- [SHORT PROBLEM]
Beneath this task is a listing; retype all of it exactly.

Raw records:
###
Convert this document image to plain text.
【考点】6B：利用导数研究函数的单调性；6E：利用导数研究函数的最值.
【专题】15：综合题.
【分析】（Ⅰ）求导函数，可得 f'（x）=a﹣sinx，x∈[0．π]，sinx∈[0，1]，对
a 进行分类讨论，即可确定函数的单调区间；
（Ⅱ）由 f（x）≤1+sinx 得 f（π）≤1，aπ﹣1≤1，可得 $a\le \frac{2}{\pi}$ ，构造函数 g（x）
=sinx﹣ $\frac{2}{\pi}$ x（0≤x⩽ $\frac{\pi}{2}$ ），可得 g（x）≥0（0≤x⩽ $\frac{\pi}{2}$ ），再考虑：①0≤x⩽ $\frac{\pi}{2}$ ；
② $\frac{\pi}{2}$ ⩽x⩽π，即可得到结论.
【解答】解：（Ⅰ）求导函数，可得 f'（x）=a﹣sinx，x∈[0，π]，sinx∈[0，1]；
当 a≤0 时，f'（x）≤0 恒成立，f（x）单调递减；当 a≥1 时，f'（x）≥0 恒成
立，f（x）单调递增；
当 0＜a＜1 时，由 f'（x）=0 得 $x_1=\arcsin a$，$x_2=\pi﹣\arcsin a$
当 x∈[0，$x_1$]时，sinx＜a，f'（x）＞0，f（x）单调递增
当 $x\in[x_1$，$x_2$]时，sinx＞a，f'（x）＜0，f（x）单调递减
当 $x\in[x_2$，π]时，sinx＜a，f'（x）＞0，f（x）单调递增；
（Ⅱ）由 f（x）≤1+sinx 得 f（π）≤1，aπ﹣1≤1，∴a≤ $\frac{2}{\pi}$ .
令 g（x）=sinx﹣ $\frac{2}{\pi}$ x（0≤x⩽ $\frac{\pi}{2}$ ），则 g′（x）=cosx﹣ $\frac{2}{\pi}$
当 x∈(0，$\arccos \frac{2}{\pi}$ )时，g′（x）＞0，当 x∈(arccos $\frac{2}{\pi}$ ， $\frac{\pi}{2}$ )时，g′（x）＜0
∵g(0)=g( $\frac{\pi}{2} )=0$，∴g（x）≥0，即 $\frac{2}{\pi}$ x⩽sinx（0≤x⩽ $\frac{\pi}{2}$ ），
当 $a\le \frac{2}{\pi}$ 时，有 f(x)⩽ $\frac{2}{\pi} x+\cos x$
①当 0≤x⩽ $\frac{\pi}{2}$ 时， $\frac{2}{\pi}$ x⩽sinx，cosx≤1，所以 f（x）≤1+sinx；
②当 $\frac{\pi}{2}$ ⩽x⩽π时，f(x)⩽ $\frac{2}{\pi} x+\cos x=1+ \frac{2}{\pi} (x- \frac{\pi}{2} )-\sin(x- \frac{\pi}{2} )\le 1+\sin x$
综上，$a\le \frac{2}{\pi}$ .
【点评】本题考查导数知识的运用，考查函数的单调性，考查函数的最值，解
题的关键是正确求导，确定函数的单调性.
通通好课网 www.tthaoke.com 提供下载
###
- [OUTPUT OF THE TASK]
Convert this document image to plain text.
【考点】6B：利用导数研究函数的单调性；6E：利用导数研究函数的最值.
【专题】15：综合题.
【分析】（Ⅰ）求导函数，可得 f'（x）=a﹣sinx，x∈[0．π]，sinx∈[0，1]，对
a 进行分类讨论，即可确定函数的单调区间；
（Ⅱ）由 f（x）≤1+sinx 得 f（π）≤1，aπ﹣1≤1，可得 $a\le \frac{2}{\pi}$ ，构造函数 g（x）
=sinx﹣ $\frac{2}{\pi}$ x（0≤x⩽ $\frac{\pi}{2}$ ），可得 g（x）≥0（0≤x⩽ $\frac{\pi}{2}$ ），再考虑：①0≤x⩽ $\frac{\pi}{2}$ ；
② $\frac{\pi}{2}$ ⩽x⩽π，即可得到结论.
【解答】解：（Ⅰ）求导函数，可得 f'（x）=a﹣sinx，x∈[0，π]，sinx∈[0，1]；
当 a≤0 时，f'（x）≤0 恒成立，f（x）单调递减；当 a≥1 时，f'（x）≥0 恒成
立，f（x）单调递增；
当 0＜a＜1 时，由 f'（x）=0 得 $x_1=\arcsin a$，$x_2=\pi﹣\arcsin a$
当 x∈[0，$x_1$]时，sinx＜a，f'（x）＞0，f（x）单调递增
当 $x\in[x_1$，$x_2$]时，sinx＞a，f'（x）＜0，f（x）单调递减
当 $x\in[x_2$，π]时，sinx＜a，f'（x）＞0，f（x）单调递增；
（Ⅱ）由 f（x）≤1+sinx 得 f（π）≤1，aπ﹣1≤1，∴a≤ $\frac{2}{\pi}$ .
令 g（x）=sinx﹣ $\frac{2}{\pi}$ x（0≤x⩽ $\frac{\pi}{2}$ ），则 g′（x）=cosx﹣ $\frac{2}{\pi}$
当 x∈(0，$\arccos \frac{2}{\pi}$ )时，g′（x）＞0，当 x∈(arccos $\frac{2}{\pi}$ ， $\frac{\pi}{2}$ )时，g′（x）＜0
∵g(0)=g( $\frac{\pi}{2} )=0$，∴g（x）≥0，即 $\frac{2}{\pi}$ x⩽sinx（0≤x⩽ $\frac{\pi}{2}$ ），
当 $a\le \frac{2}{\pi}$ 时，有 f(x)⩽ $\frac{2}{\pi} x+\cos x$
①当 0≤x⩽ $\frac{\pi}{2}$ 时， $\frac{2}{\pi}$ x⩽sinx，cosx≤1，所以 f（x）≤1+sinx；
②当 $\frac{\pi}{2}$ ⩽x⩽π时，f(x)⩽ $\frac{2}{\pi} x+\cos x=1+ \frac{2}{\pi} (x- \frac{\pi}{2} )-\sin(x- \frac{\pi}{2} )\le 1+\sin x$
综上，$a\le \frac{2}{\pi}$ .
【点评】本题考查导数知识的运用，考查函数的单调性，考查函数的最值，解
题的关键是正确求导，确定函数的单调性.
通通好课网 www.tthaoke.com 提供下载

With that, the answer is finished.